### Dataset excerpt
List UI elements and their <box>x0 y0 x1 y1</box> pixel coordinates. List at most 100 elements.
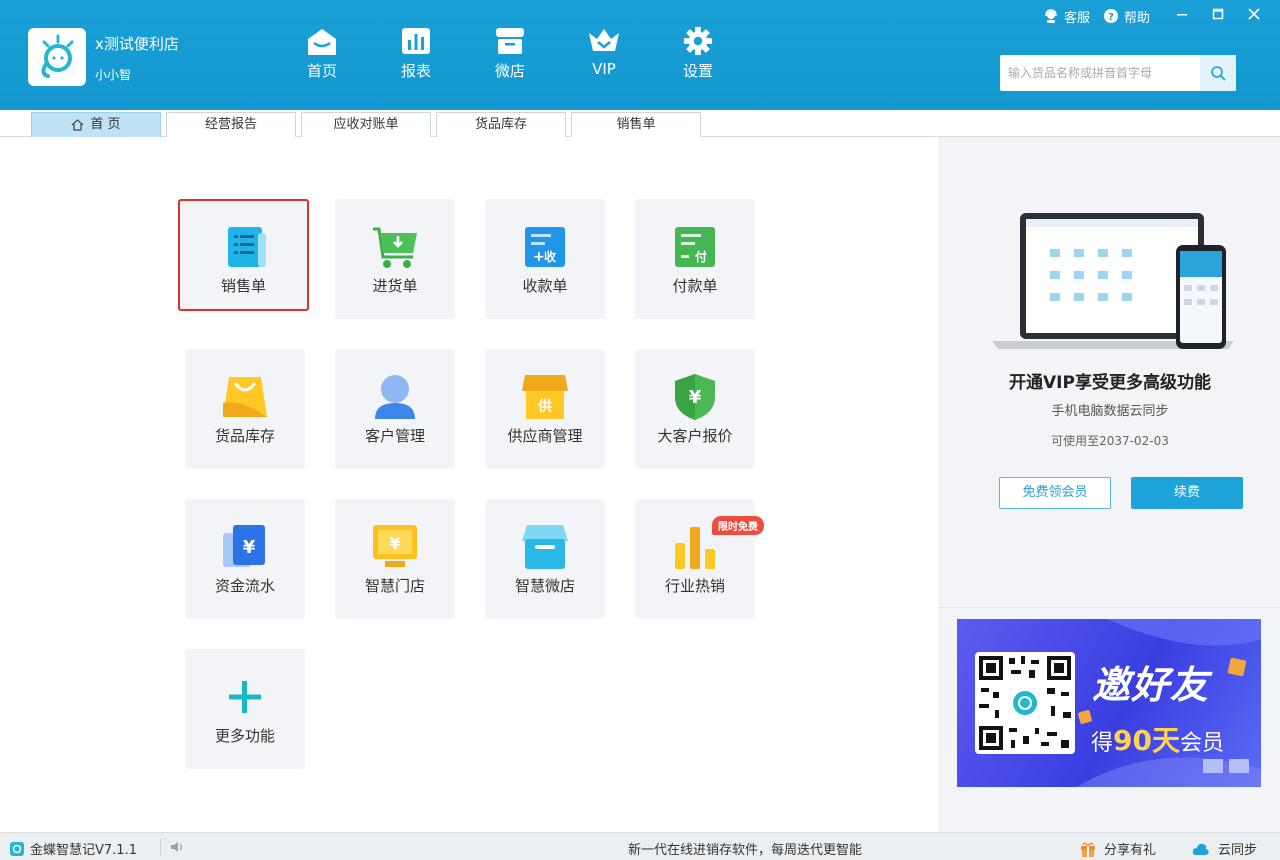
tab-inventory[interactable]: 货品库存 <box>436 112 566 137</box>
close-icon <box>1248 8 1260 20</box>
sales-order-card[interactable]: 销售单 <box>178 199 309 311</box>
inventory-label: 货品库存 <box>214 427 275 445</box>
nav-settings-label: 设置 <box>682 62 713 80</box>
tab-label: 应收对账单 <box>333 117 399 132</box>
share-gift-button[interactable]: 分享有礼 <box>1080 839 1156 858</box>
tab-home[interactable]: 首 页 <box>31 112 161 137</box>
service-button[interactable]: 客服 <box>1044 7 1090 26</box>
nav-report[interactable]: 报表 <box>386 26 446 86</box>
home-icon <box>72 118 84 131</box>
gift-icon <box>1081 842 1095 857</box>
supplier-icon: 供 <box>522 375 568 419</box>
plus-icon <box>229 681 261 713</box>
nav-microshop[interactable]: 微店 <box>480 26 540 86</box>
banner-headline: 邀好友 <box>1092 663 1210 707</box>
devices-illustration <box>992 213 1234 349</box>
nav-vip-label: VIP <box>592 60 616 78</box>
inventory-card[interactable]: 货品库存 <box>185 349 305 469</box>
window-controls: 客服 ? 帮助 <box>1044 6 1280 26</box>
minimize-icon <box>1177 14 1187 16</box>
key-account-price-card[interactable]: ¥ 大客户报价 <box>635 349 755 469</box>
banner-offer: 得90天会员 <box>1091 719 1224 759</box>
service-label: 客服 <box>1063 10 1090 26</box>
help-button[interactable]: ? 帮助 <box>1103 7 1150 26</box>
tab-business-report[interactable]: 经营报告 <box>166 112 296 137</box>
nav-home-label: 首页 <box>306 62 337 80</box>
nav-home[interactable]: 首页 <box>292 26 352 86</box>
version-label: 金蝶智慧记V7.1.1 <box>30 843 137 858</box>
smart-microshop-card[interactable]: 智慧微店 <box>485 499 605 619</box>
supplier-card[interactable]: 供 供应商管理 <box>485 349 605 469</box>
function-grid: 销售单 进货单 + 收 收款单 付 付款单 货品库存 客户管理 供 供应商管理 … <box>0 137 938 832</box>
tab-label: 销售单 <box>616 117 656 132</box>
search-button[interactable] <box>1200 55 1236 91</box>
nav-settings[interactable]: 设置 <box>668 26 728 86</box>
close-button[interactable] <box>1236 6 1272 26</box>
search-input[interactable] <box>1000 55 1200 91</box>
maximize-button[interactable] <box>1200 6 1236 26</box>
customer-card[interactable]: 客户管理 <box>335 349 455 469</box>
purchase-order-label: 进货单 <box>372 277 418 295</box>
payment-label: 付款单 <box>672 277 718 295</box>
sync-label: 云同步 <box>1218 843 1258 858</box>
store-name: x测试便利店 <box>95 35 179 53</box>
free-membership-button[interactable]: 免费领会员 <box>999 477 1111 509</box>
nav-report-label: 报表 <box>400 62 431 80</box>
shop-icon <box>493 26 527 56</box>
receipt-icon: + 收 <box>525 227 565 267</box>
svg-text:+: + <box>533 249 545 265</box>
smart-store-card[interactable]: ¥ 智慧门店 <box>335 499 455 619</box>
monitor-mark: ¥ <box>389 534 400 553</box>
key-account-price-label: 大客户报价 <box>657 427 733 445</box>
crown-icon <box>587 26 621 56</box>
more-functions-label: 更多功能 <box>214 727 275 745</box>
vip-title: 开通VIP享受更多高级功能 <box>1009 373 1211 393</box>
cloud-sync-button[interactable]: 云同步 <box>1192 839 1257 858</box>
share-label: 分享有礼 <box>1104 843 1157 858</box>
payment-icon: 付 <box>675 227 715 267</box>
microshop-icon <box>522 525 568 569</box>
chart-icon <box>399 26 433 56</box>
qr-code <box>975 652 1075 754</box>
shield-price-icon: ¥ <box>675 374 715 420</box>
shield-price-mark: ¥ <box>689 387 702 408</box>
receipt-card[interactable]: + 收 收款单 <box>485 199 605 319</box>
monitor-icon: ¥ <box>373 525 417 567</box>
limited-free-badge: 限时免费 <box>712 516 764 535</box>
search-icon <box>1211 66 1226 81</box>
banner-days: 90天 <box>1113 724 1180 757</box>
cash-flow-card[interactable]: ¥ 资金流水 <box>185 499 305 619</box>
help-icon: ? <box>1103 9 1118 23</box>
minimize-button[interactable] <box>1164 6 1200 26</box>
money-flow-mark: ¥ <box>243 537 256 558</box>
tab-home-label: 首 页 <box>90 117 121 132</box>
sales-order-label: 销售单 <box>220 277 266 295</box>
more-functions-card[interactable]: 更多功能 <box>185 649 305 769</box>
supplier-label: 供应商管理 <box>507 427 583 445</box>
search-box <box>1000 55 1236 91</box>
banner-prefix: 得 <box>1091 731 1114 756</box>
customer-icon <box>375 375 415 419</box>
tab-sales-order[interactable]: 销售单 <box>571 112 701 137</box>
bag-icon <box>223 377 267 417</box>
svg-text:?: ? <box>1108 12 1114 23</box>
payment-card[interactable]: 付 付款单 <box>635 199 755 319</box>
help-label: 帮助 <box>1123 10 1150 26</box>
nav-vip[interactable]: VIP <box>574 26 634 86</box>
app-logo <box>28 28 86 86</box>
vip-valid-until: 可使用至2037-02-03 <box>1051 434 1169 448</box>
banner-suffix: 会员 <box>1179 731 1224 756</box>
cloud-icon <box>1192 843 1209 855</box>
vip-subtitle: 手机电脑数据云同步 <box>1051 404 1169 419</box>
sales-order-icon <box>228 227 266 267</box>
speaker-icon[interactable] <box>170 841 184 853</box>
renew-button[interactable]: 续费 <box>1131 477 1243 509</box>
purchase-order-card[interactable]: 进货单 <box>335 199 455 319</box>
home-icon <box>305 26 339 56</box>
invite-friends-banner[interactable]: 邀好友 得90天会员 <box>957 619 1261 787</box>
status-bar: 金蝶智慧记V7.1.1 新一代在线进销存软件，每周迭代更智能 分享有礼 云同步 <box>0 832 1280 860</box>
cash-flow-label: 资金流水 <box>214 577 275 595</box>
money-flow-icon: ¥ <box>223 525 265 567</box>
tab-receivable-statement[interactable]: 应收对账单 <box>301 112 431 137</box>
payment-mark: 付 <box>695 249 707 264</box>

### Goal
Rewrite the lines above with each "[interactable]" changed to "[clickable]", keeping everything else identical and leaving out the pictures.

### Result of the task
List UI elements and their <box>x0 y0 x1 y1</box> pixel coordinates. List at most 100 elements.
tab-inventory[clickable]: 货品库存 <box>436 112 566 137</box>
close-icon <box>1248 8 1260 20</box>
sales-order-card[clickable]: 销售单 <box>178 199 309 311</box>
inventory-label: 货品库存 <box>214 427 275 445</box>
nav-settings-label: 设置 <box>682 62 713 80</box>
tab-label: 应收对账单 <box>333 117 399 132</box>
share-gift-button[clickable]: 分享有礼 <box>1080 839 1156 858</box>
tab-home[clickable]: 首 页 <box>31 112 161 137</box>
service-button[clickable]: 客服 <box>1044 7 1090 26</box>
nav-report[clickable]: 报表 <box>386 26 446 86</box>
home-icon <box>72 118 84 131</box>
gift-icon <box>1081 842 1095 857</box>
supplier-icon: 供 <box>522 375 568 419</box>
plus-icon <box>229 681 261 713</box>
nav-microshop[clickable]: 微店 <box>480 26 540 86</box>
banner-headline: 邀好友 <box>1092 663 1210 707</box>
devices-illustration <box>992 213 1234 349</box>
nav-vip-label: VIP <box>592 60 616 78</box>
inventory-card[clickable]: 货品库存 <box>185 349 305 469</box>
window-controls: 客服 ? 帮助 <box>1044 6 1280 26</box>
minimize-icon <box>1177 14 1187 16</box>
key-account-price-card[clickable]: ¥ 大客户报价 <box>635 349 755 469</box>
banner-offer: 得90天会员 <box>1091 719 1224 759</box>
service-label: 客服 <box>1063 10 1090 26</box>
help-button[clickable]: ? 帮助 <box>1103 7 1150 26</box>
tab-business-report[clickable]: 经营报告 <box>166 112 296 137</box>
nav-home-label: 首页 <box>306 62 337 80</box>
nav-home[clickable]: 首页 <box>292 26 352 86</box>
version-label: 金蝶智慧记V7.1.1 <box>30 843 137 858</box>
smart-microshop-card[clickable]: 智慧微店 <box>485 499 605 619</box>
supplier-card[clickable]: 供 供应商管理 <box>485 349 605 469</box>
function-grid: 销售单 进货单 + 收 收款单 付 付款单 货品库存 客户管理 供 供应商管理 … <box>0 137 938 832</box>
tab-label: 销售单 <box>616 117 656 132</box>
search-button[clickable] <box>1200 55 1236 91</box>
nav-settings[clickable]: 设置 <box>668 26 728 86</box>
close-button[clickable] <box>1236 6 1272 26</box>
search-input[clickable] <box>1000 55 1200 91</box>
maximize-button[clickable] <box>1200 6 1236 26</box>
customer-card[clickable]: 客户管理 <box>335 349 455 469</box>
purchase-order-label: 进货单 <box>372 277 418 295</box>
payment-label: 付款单 <box>672 277 718 295</box>
sync-label: 云同步 <box>1218 843 1258 858</box>
store-name: x测试便利店 <box>95 35 179 53</box>
free-membership-button[clickable]: 免费领会员 <box>999 477 1111 509</box>
nav-report-label: 报表 <box>400 62 431 80</box>
shop-icon <box>493 26 527 56</box>
receipt-icon: + 收 <box>525 227 565 267</box>
svg-text:+: + <box>533 249 545 265</box>
smart-store-card[clickable]: ¥ 智慧门店 <box>335 499 455 619</box>
monitor-mark: ¥ <box>389 534 400 553</box>
key-account-price-label: 大客户报价 <box>657 427 733 445</box>
crown-icon <box>587 26 621 56</box>
more-functions-label: 更多功能 <box>214 727 275 745</box>
vip-title: 开通VIP享受更多高级功能 <box>1009 373 1211 393</box>
cloud-sync-button[clickable]: 云同步 <box>1192 839 1257 858</box>
share-label: 分享有礼 <box>1104 843 1157 858</box>
payment-icon: 付 <box>675 227 715 267</box>
microshop-icon <box>522 525 568 569</box>
chart-icon <box>399 26 433 56</box>
qr-code <box>975 652 1075 754</box>
shield-price-icon: ¥ <box>675 374 715 420</box>
shield-price-mark: ¥ <box>689 387 702 408</box>
receipt-card[clickable]: + 收 收款单 <box>485 199 605 319</box>
monitor-icon: ¥ <box>373 525 417 567</box>
limited-free-badge: 限时免费 <box>712 516 764 535</box>
search-icon <box>1211 66 1226 81</box>
banner-days: 90天 <box>1113 724 1180 757</box>
cash-flow-card[clickable]: ¥ 资金流水 <box>185 499 305 619</box>
help-icon: ? <box>1103 9 1118 23</box>
minimize-button[clickable] <box>1164 6 1200 26</box>
money-flow-mark: ¥ <box>243 537 256 558</box>
tab-home-label: 首 页 <box>90 117 121 132</box>
sales-order-label: 销售单 <box>220 277 266 295</box>
more-functions-card[clickable]: 更多功能 <box>185 649 305 769</box>
supplier-label: 供应商管理 <box>507 427 583 445</box>
search-box <box>1000 55 1236 91</box>
banner-prefix: 得 <box>1091 731 1114 756</box>
customer-icon <box>375 375 415 419</box>
tab-sales-order[clickable]: 销售单 <box>571 112 701 137</box>
bag-icon <box>223 377 267 417</box>
svg-text:?: ? <box>1108 12 1114 23</box>
payment-card[clickable]: 付 付款单 <box>635 199 755 319</box>
help-label: 帮助 <box>1123 10 1150 26</box>
nav-vip[clickable]: VIP <box>574 26 634 86</box>
app-logo <box>28 28 86 86</box>
vip-valid-until: 可使用至2037-02-03 <box>1051 434 1169 448</box>
banner-suffix: 会员 <box>1179 731 1224 756</box>
cloud-icon <box>1192 843 1209 855</box>
vip-subtitle: 手机电脑数据云同步 <box>1051 404 1169 419</box>
sales-order-icon <box>228 227 266 267</box>
speaker-icon[clickable] <box>170 841 184 853</box>
renew-button[clickable]: 续费 <box>1131 477 1243 509</box>
purchase-order-card[clickable]: 进货单 <box>335 199 455 319</box>
home-icon <box>305 26 339 56</box>
invite-friends-banner[clickable]: 邀好友 得90天会员 <box>957 619 1261 787</box>
status-bar: 金蝶智慧记V7.1.1 新一代在线进销存软件，每周迭代更智能 分享有礼 云同步 <box>0 832 1280 860</box>
cash-flow-label: 资金流水 <box>214 577 275 595</box>
money-flow-icon: ¥ <box>223 525 265 567</box>
tab-receivable-statement[clickable]: 应收对账单 <box>301 112 431 137</box>
payment-mark: 付 <box>695 249 707 264</box>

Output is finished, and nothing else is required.